%%

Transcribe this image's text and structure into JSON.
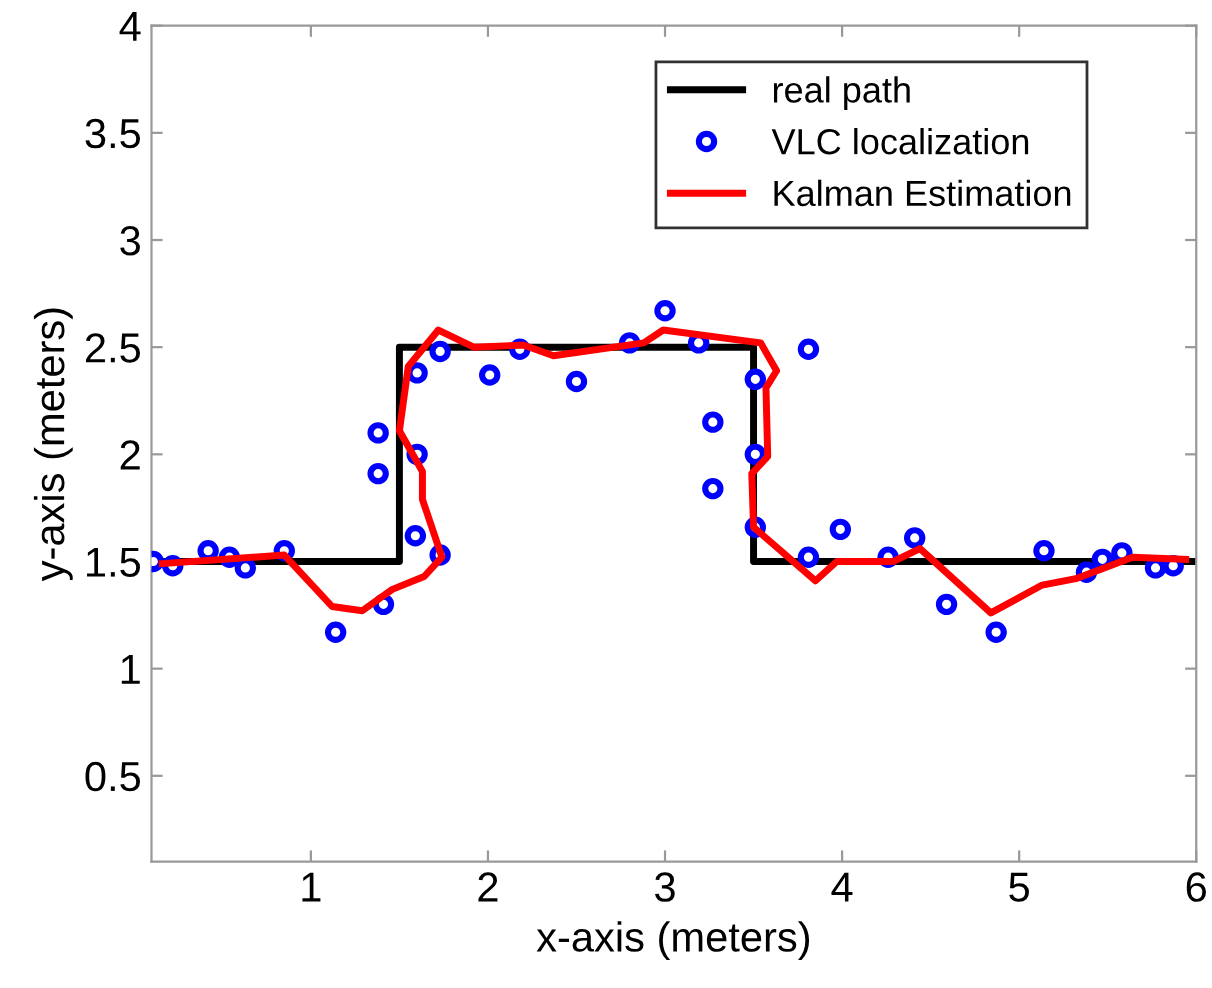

%%
%%

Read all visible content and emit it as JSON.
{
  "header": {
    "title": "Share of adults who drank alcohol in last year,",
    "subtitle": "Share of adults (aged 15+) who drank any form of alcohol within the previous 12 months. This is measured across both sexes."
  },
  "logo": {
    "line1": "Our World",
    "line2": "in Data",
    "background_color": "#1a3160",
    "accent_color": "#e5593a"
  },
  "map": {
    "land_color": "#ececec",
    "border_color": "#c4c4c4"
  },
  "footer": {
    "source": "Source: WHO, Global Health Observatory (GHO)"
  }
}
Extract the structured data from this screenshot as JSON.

%%

# GOAL
Produce only the lines from the line containing "Read all visible content and emit it as JSON." through the line containing "Extract the structured", inclusive of both, exactly as they stand in the entries above.

# FULL RESPONSE
Read all visible content and emit it as JSON.
{
  "header": {
    "title": "Share of adults who drank alcohol in last year,",
    "subtitle": "Share of adults (aged 15+) who drank any form of alcohol within the previous 12 months. This is measured across both sexes."
  },
  "logo": {
    "line1": "Our World",
    "line2": "in Data",
    "background_color": "#1a3160",
    "accent_color": "#e5593a"
  },
  "map": {
    "land_color": "#ececec",
    "border_color": "#c4c4c4"
  },
  "footer": {
    "source": "Source: WHO, Global Health Observatory (GHO)"
  }
}
Extract the structured data from this screenshot as JSON.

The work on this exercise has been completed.